* **What to do**: Will you extract the entries word for word? Images should not appear in the copy.

(Source records)
· · · · ·

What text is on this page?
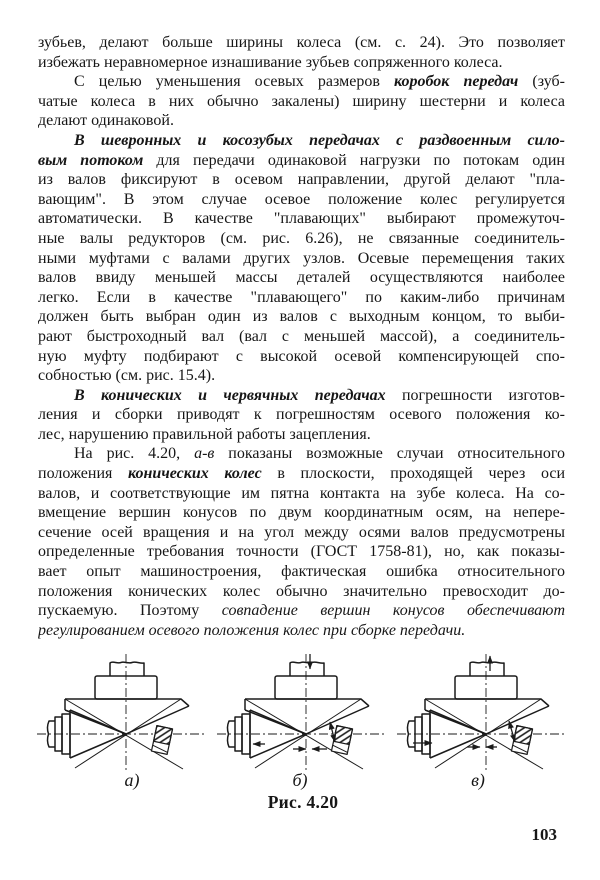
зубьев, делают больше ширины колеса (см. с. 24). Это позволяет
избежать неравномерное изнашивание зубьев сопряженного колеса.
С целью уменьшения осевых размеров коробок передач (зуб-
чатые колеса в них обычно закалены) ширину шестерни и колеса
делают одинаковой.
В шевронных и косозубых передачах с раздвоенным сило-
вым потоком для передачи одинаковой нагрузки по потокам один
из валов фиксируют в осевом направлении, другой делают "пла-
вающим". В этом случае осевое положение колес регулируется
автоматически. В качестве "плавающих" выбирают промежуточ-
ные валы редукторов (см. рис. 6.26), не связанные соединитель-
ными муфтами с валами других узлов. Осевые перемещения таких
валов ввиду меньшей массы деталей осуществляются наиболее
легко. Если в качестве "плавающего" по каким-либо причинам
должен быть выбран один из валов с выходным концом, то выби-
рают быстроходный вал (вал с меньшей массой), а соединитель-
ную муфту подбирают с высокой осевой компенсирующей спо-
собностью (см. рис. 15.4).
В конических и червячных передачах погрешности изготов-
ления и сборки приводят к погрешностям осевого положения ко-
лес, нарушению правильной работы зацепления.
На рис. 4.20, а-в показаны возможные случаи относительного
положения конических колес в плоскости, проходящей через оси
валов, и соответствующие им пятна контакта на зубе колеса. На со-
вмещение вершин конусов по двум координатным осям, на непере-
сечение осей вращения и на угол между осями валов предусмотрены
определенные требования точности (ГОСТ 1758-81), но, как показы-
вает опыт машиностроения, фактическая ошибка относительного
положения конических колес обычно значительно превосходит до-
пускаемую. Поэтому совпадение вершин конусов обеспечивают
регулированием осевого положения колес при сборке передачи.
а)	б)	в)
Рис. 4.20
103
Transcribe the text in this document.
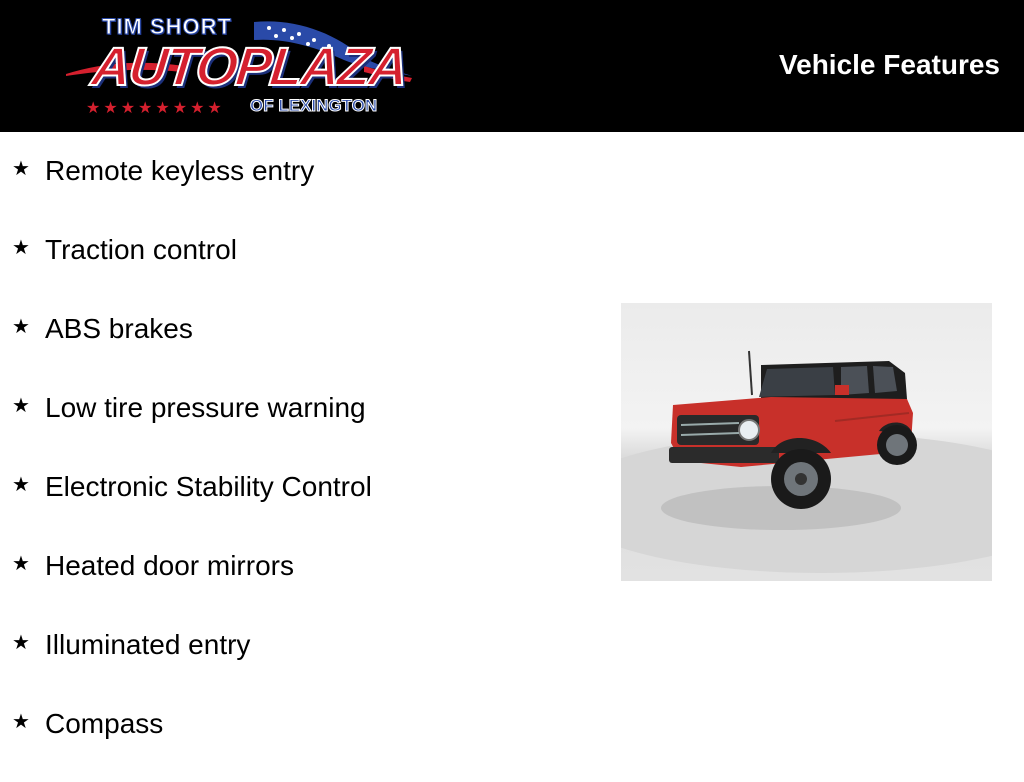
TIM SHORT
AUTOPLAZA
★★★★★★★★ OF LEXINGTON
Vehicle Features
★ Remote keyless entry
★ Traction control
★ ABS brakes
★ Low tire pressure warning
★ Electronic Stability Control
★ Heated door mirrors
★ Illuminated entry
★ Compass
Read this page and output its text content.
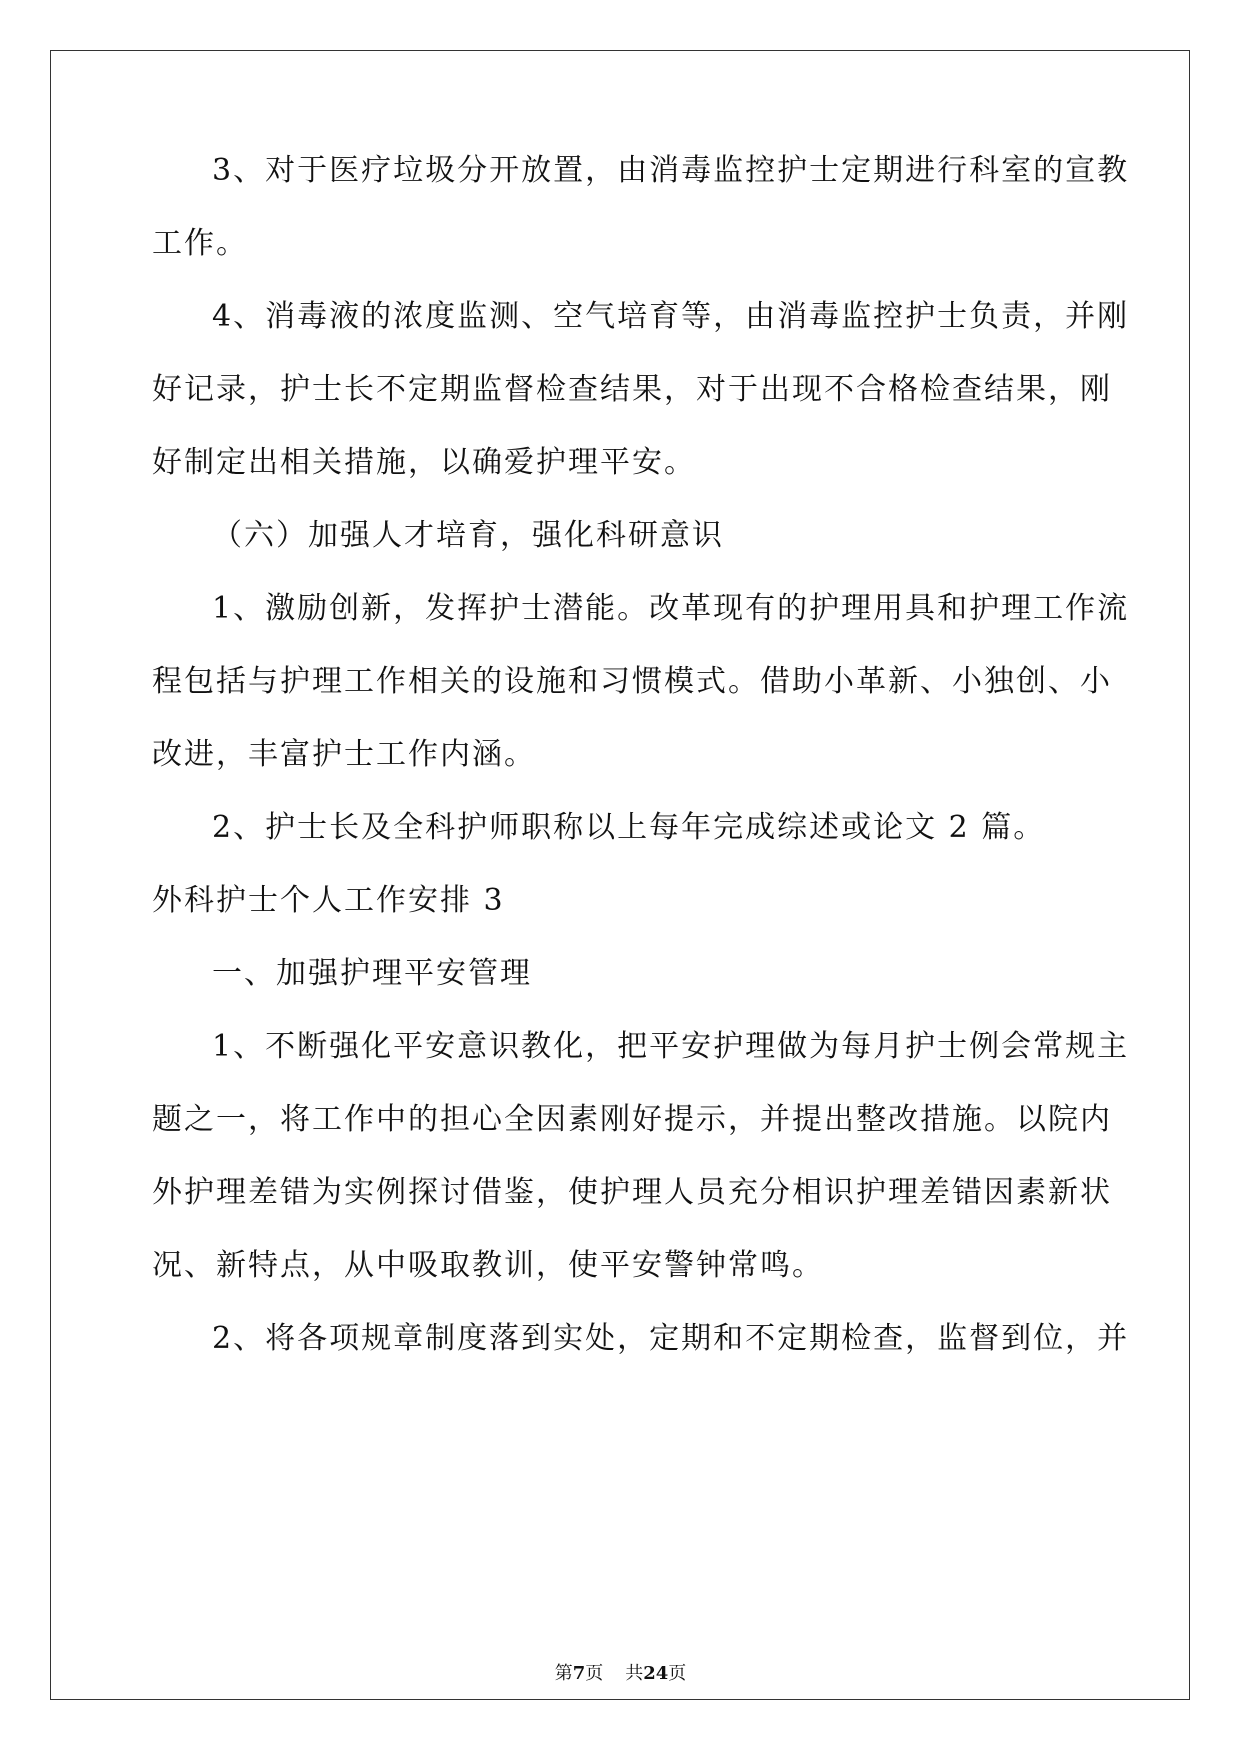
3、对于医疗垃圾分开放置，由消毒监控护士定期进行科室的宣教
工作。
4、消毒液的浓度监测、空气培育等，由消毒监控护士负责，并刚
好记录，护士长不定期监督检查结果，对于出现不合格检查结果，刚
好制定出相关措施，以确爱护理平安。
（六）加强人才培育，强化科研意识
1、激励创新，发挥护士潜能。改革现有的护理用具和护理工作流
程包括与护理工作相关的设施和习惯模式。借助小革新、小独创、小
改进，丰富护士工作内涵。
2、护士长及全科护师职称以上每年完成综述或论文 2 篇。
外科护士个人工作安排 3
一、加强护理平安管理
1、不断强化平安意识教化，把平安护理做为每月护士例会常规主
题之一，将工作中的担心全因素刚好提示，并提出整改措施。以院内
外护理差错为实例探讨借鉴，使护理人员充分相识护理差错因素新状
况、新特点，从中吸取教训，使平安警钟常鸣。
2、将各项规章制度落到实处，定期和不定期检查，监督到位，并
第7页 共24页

· · · · ·

* **Expected answer**:
What text is on this page?
зубьев, делают больше ширины колеса (см. с. 24). Это позволяет
избежать неравномерное изнашивание зубьев сопряженного колеса.
С целью уменьшения осевых размеров коробок передач (зуб-
чатые колеса в них обычно закалены) ширину шестерни и колеса
делают одинаковой.
В шевронных и косозубых передачах с раздвоенным сило-
вым потоком для передачи одинаковой нагрузки по потокам один
из валов фиксируют в осевом направлении, другой делают "пла-
вающим". В этом случае осевое положение колес регулируется
автоматически. В качестве "плавающих" выбирают промежуточ-
ные валы редукторов (см. рис. 6.26), не связанные соединитель-
ными муфтами с валами других узлов. Осевые перемещения таких
валов ввиду меньшей массы деталей осуществляются наиболее
легко. Если в качестве "плавающего" по каким-либо причинам
должен быть выбран один из валов с выходным концом, то выби-
рают быстроходный вал (вал с меньшей массой), а соединитель-
ную муфту подбирают с высокой осевой компенсирующей спо-
собностью (см. рис. 15.4).
В конических и червячных передачах погрешности изготов-
ления и сборки приводят к погрешностям осевого положения ко-
лес, нарушению правильной работы зацепления.
На рис. 4.20, а-в показаны возможные случаи относительного
положения конических колес в плоскости, проходящей через оси
валов, и соответствующие им пятна контакта на зубе колеса. На со-
вмещение вершин конусов по двум координатным осям, на непере-
сечение осей вращения и на угол между осями валов предусмотрены
определенные требования точности (ГОСТ 1758-81), но, как показы-
вает опыт машиностроения, фактическая ошибка относительного
положения конических колес обычно значительно превосходит до-
пускаемую. Поэтому совпадение вершин конусов обеспечивают
регулированием осевого положения колес при сборке передачи.
а)	б)	в)
Рис. 4.20
103
Transcribe the text in this document.
TIM SHORT
AUTOPLAZA
★★★★★★★★ OF LEXINGTON
Vehicle Features
★ Remote keyless entry
★ Traction control
★ ABS brakes
★ Low tire pressure warning
★ Electronic Stability Control
★ Heated door mirrors
★ Illuminated entry
★ Compass
Read this page and output its text content.
3、对于医疗垃圾分开放置，由消毒监控护士定期进行科室的宣教
工作。
4、消毒液的浓度监测、空气培育等，由消毒监控护士负责，并刚
好记录，护士长不定期监督检查结果，对于出现不合格检查结果，刚
好制定出相关措施，以确爱护理平安。
（六）加强人才培育，强化科研意识
1、激励创新，发挥护士潜能。改革现有的护理用具和护理工作流
程包括与护理工作相关的设施和习惯模式。借助小革新、小独创、小
改进，丰富护士工作内涵。
2、护士长及全科护师职称以上每年完成综述或论文 2 篇。
外科护士个人工作安排 3
一、加强护理平安管理
1、不断强化平安意识教化，把平安护理做为每月护士例会常规主
题之一，将工作中的担心全因素刚好提示，并提出整改措施。以院内
外护理差错为实例探讨借鉴，使护理人员充分相识护理差错因素新状
况、新特点，从中吸取教训，使平安警钟常鸣。
2、将各项规章制度落到实处，定期和不定期检查，监督到位，并
第7页 共24页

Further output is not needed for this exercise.